Required task:
Faithfully return all lines, omitting every embedded picture.

Rows from a dataset:
▬▬▬▬▬▬▬▬▬▬

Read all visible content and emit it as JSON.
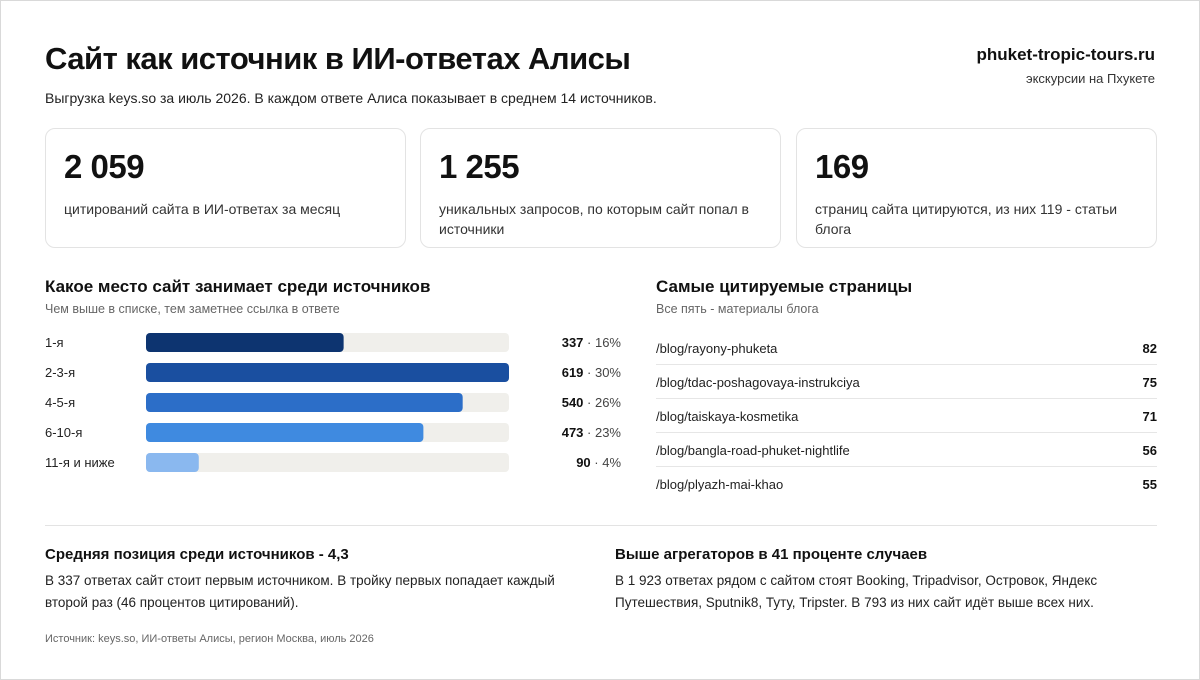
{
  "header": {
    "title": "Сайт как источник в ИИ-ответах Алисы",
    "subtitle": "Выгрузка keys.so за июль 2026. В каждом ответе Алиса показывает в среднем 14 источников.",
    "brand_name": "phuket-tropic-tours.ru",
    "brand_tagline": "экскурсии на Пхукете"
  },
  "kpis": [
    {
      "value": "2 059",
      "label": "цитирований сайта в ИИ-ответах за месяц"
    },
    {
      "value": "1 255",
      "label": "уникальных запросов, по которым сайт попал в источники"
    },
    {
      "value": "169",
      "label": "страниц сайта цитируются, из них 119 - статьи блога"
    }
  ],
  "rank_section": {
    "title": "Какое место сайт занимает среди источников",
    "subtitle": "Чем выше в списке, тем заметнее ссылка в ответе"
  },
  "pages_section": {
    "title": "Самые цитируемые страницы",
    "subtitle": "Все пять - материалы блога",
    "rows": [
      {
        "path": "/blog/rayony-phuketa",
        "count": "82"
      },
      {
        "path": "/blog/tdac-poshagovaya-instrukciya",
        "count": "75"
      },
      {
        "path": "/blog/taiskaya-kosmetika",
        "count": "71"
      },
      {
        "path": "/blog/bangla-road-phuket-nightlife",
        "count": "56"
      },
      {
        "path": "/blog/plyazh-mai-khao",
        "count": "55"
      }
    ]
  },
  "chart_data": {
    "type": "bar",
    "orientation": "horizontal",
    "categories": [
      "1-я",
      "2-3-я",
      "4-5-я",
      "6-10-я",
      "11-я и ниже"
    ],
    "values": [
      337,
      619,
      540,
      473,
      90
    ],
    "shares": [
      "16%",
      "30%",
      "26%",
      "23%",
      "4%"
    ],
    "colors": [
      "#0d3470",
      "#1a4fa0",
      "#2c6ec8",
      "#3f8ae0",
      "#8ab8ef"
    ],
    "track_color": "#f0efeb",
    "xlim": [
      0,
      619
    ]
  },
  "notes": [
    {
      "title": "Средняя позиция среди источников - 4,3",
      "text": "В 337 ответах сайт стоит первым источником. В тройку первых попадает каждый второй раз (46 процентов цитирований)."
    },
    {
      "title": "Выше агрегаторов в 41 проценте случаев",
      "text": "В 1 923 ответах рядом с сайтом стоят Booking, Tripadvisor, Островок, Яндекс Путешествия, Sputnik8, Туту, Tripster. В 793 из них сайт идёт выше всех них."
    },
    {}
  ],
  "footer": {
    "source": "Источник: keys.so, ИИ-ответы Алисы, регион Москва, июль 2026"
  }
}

▬▬▬▬▬▬▬▬▬▬

Result:
Read all visible content and emit it as JSON.
{
  "header": {
    "title": "Сайт как источник в ИИ-ответах Алисы",
    "subtitle": "Выгрузка keys.so за июль 2026. В каждом ответе Алиса показывает в среднем 14 источников.",
    "brand_name": "phuket-tropic-tours.ru",
    "brand_tagline": "экскурсии на Пхукете"
  },
  "kpis": [
    {
      "value": "2 059",
      "label": "цитирований сайта в ИИ-ответах за месяц"
    },
    {
      "value": "1 255",
      "label": "уникальных запросов, по которым сайт попал в источники"
    },
    {
      "value": "169",
      "label": "страниц сайта цитируются, из них 119 - статьи блога"
    }
  ],
  "rank_section": {
    "title": "Какое место сайт занимает среди источников",
    "subtitle": "Чем выше в списке, тем заметнее ссылка в ответе"
  },
  "pages_section": {
    "title": "Самые цитируемые страницы",
    "subtitle": "Все пять - материалы блога",
    "rows": [
      {
        "path": "/blog/rayony-phuketa",
        "count": "82"
      },
      {
        "path": "/blog/tdac-poshagovaya-instrukciya",
        "count": "75"
      },
      {
        "path": "/blog/taiskaya-kosmetika",
        "count": "71"
      },
      {
        "path": "/blog/bangla-road-phuket-nightlife",
        "count": "56"
      },
      {
        "path": "/blog/plyazh-mai-khao",
        "count": "55"
      }
    ]
  },
  "chart_data": {
    "type": "bar",
    "orientation": "horizontal",
    "categories": [
      "1-я",
      "2-3-я",
      "4-5-я",
      "6-10-я",
      "11-я и ниже"
    ],
    "values": [
      337,
      619,
      540,
      473,
      90
    ],
    "shares": [
      "16%",
      "30%",
      "26%",
      "23%",
      "4%"
    ],
    "colors": [
      "#0d3470",
      "#1a4fa0",
      "#2c6ec8",
      "#3f8ae0",
      "#8ab8ef"
    ],
    "track_color": "#f0efeb",
    "xlim": [
      0,
      619
    ]
  },
  "notes": [
    {
      "title": "Средняя позиция среди источников - 4,3",
      "text": "В 337 ответах сайт стоит первым источником. В тройку первых попадает каждый второй раз (46 процентов цитирований)."
    },
    {
      "title": "Выше агрегаторов в 41 проценте случаев",
      "text": "В 1 923 ответах рядом с сайтом стоят Booking, Tripadvisor, Островок, Яндекс Путешествия, Sputnik8, Туту, Tripster. В 793 из них сайт идёт выше всех них."
    },
    {}
  ],
  "footer": {
    "source": "Источник: keys.so, ИИ-ответы Алисы, регион Москва, июль 2026"
  }
}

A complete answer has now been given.